#### [REQUIRED WORK]
Quote the whole listing verbatim.

Data entries
____________
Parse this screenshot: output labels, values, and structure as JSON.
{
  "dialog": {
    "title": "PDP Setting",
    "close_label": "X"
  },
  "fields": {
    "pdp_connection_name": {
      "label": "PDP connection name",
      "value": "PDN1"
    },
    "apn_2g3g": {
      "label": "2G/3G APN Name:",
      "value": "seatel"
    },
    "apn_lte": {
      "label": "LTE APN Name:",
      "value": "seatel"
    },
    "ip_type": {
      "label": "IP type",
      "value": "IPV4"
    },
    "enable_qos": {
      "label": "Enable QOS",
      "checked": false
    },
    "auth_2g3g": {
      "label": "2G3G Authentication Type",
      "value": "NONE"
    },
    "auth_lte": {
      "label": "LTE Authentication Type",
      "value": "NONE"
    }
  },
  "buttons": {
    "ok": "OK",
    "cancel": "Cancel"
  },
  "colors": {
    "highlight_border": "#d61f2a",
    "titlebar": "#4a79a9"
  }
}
____________
#### [ANSWER TO THIS TASK]
Parse this screenshot: output labels, values, and structure as JSON.
{
  "dialog": {
    "title": "PDP Setting",
    "close_label": "X"
  },
  "fields": {
    "pdp_connection_name": {
      "label": "PDP connection name",
      "value": "PDN1"
    },
    "apn_2g3g": {
      "label": "2G/3G APN Name:",
      "value": "seatel"
    },
    "apn_lte": {
      "label": "LTE APN Name:",
      "value": "seatel"
    },
    "ip_type": {
      "label": "IP type",
      "value": "IPV4"
    },
    "enable_qos": {
      "label": "Enable QOS",
      "checked": false
    },
    "auth_2g3g": {
      "label": "2G3G Authentication Type",
      "value": "NONE"
    },
    "auth_lte": {
      "label": "LTE Authentication Type",
      "value": "NONE"
    }
  },
  "buttons": {
    "ok": "OK",
    "cancel": "Cancel"
  },
  "colors": {
    "highlight_border": "#d61f2a",
    "titlebar": "#4a79a9"
  }
}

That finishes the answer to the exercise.